**WHAT TO PRODUCE:**
Check every line of the entries for "institution", and copy the lines that hold it.

**DATASET ROWS:**
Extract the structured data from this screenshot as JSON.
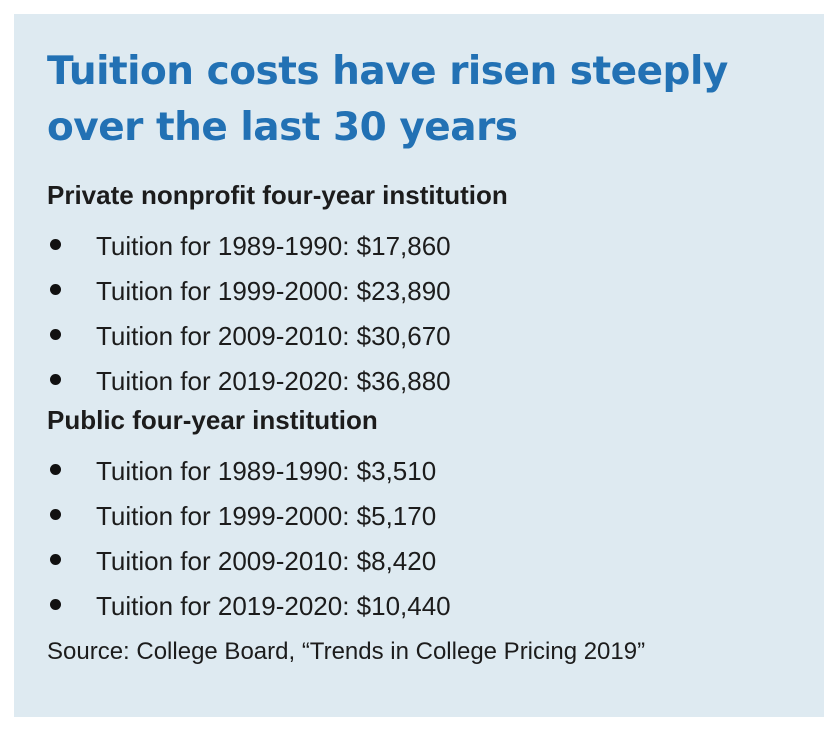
{
  "title": "Tuition costs have risen steeply over the last 30 years",
  "sections": [
    {
      "heading": "Private nonprofit four-year institution",
      "items": [
        "Tuition for 1989-1990: $17,860",
        "Tuition for 1999-2000: $23,890",
        "Tuition for 2009-2010: $30,670",
        "Tuition for 2019-2020: $36,880"
      ]
    },
    {
      "heading": "Public four-year institution",
      "items": [
        "Tuition for 1989-1990: $3,510",
        "Tuition for 1999-2000: $5,170",
        "Tuition for 2009-2010: $8,420",
        "Tuition for 2019-2020: $10,440"
      ]
    }
  ],
  "source": "Source: College Board, “Trends in College Pricing 2019”",
  "colors": {
    "background": "#deeaf1",
    "title": "#2271b4",
    "text": "#1c1c1c"
  }
}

**SOLUTION FOR THIS TASK:**
      "heading": "Private nonprofit four-year institution",
      "heading": "Public four-year institution",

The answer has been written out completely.